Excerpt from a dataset
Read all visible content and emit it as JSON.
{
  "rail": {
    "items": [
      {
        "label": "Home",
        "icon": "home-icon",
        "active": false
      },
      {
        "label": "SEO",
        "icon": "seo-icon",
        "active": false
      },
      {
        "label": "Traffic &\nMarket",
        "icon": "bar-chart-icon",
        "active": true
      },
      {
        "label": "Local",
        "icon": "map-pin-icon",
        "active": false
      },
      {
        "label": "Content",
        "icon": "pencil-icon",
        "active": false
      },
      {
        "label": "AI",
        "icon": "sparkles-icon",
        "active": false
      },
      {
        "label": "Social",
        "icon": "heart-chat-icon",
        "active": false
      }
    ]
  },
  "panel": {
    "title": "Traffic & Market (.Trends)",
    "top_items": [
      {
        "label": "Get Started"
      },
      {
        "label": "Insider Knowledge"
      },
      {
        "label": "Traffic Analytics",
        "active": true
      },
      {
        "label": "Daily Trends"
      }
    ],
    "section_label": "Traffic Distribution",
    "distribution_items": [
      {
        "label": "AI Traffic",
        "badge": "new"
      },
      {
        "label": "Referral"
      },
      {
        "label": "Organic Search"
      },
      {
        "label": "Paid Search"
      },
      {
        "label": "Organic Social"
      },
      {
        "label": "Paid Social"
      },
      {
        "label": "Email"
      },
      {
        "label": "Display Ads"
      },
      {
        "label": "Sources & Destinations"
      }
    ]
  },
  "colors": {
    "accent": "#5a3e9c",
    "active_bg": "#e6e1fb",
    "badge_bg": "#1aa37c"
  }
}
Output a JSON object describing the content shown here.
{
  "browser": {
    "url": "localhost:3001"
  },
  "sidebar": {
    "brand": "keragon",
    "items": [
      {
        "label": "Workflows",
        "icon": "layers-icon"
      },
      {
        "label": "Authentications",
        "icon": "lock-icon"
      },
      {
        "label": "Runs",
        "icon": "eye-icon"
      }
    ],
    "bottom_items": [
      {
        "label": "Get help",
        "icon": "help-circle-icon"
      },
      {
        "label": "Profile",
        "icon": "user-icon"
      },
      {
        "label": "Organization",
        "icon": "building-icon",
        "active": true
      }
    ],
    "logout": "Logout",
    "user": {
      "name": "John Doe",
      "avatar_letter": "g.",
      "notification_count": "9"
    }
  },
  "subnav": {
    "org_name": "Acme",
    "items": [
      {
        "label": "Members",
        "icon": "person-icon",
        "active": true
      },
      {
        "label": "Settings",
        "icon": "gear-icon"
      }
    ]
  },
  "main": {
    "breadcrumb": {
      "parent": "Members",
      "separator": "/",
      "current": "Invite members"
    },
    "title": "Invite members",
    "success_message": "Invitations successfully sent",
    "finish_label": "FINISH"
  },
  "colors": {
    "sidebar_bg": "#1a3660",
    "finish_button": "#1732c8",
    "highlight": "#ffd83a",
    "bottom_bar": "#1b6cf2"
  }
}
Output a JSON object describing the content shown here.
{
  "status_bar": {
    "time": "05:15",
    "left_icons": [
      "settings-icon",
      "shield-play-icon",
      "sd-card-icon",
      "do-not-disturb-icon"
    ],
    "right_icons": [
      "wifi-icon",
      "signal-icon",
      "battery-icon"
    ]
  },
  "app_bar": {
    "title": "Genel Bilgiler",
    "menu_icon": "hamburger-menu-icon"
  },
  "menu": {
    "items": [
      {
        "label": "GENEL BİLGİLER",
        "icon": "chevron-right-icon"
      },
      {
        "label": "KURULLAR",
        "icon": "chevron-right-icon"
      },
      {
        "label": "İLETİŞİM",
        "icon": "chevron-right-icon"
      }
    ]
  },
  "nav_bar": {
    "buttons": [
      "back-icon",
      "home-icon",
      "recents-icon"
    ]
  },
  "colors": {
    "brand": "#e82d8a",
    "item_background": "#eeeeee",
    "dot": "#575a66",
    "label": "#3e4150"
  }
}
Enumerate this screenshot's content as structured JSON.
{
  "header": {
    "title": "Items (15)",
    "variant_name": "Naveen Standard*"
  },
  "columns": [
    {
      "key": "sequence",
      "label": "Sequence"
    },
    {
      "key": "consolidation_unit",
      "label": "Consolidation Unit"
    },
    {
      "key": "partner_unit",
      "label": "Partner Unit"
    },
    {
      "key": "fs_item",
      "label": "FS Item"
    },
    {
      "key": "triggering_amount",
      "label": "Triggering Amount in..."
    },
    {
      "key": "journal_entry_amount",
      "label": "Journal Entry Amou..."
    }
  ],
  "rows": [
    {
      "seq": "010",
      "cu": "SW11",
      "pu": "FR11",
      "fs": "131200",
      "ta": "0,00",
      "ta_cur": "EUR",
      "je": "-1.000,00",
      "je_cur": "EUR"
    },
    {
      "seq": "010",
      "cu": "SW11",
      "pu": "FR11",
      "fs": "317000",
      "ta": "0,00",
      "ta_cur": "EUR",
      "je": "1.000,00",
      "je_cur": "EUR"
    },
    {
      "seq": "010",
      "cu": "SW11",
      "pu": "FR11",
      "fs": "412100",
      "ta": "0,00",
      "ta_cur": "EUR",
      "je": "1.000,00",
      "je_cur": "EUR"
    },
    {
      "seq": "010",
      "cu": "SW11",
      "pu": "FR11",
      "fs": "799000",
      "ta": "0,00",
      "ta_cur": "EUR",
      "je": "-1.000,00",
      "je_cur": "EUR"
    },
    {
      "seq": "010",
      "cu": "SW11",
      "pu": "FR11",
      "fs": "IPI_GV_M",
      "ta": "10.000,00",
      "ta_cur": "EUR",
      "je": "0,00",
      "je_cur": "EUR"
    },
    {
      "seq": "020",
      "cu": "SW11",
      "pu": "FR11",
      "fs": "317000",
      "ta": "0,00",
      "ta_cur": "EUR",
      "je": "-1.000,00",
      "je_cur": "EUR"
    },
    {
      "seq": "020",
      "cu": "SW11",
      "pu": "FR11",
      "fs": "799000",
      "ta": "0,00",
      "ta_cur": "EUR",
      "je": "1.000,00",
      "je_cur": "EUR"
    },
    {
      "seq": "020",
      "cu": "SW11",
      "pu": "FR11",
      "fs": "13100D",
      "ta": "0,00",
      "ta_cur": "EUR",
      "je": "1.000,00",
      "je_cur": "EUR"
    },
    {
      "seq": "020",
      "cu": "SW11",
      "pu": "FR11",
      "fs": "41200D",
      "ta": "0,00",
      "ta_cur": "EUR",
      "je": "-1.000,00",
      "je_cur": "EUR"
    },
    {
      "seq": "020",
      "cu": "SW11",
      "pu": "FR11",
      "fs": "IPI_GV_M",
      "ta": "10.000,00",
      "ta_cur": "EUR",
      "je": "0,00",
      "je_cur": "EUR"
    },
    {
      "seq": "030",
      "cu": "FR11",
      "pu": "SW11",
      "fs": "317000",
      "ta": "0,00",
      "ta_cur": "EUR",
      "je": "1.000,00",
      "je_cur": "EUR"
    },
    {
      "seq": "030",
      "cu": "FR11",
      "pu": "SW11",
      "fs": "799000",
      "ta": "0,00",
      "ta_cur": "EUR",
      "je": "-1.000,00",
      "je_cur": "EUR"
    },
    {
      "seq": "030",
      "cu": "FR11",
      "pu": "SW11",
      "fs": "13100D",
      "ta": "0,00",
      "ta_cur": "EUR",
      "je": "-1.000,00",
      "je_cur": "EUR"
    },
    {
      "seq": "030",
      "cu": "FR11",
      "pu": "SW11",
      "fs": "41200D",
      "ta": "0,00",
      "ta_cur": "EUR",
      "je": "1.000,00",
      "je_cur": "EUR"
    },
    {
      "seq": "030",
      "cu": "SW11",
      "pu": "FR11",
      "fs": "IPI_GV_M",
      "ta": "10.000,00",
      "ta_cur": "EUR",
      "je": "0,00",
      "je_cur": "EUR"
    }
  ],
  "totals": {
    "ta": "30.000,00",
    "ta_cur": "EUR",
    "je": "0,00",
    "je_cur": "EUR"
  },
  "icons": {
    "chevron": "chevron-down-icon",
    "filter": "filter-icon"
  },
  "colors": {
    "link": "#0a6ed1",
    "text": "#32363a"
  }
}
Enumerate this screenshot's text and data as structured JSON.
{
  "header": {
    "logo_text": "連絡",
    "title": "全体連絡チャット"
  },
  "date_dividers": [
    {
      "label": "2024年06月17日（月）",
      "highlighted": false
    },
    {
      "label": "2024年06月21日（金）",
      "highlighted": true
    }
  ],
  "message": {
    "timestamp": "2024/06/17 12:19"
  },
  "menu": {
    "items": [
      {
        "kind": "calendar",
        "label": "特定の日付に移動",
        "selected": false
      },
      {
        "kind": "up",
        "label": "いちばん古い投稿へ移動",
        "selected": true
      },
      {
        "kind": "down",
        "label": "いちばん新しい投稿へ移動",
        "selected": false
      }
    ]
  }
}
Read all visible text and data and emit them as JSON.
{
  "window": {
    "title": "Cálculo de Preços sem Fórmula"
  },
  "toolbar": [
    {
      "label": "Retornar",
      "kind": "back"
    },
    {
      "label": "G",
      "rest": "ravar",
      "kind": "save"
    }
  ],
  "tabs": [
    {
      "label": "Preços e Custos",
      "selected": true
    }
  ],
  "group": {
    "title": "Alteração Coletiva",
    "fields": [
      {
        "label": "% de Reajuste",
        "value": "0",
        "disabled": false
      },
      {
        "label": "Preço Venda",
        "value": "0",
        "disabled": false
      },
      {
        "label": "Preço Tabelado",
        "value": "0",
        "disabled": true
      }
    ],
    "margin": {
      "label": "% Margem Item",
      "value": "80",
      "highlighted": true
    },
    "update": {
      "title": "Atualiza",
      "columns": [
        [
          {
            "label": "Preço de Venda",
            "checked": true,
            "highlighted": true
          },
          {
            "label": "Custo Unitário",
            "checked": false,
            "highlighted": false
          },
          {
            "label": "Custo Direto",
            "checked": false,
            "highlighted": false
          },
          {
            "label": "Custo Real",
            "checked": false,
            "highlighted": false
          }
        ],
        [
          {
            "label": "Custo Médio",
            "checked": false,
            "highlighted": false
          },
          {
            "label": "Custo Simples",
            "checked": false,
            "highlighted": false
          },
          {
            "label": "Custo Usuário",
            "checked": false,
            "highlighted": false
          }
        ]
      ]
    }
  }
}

- _Task objective_: Say how many lines in the records above hold "selected", and give no other text.

- _Output below_: 4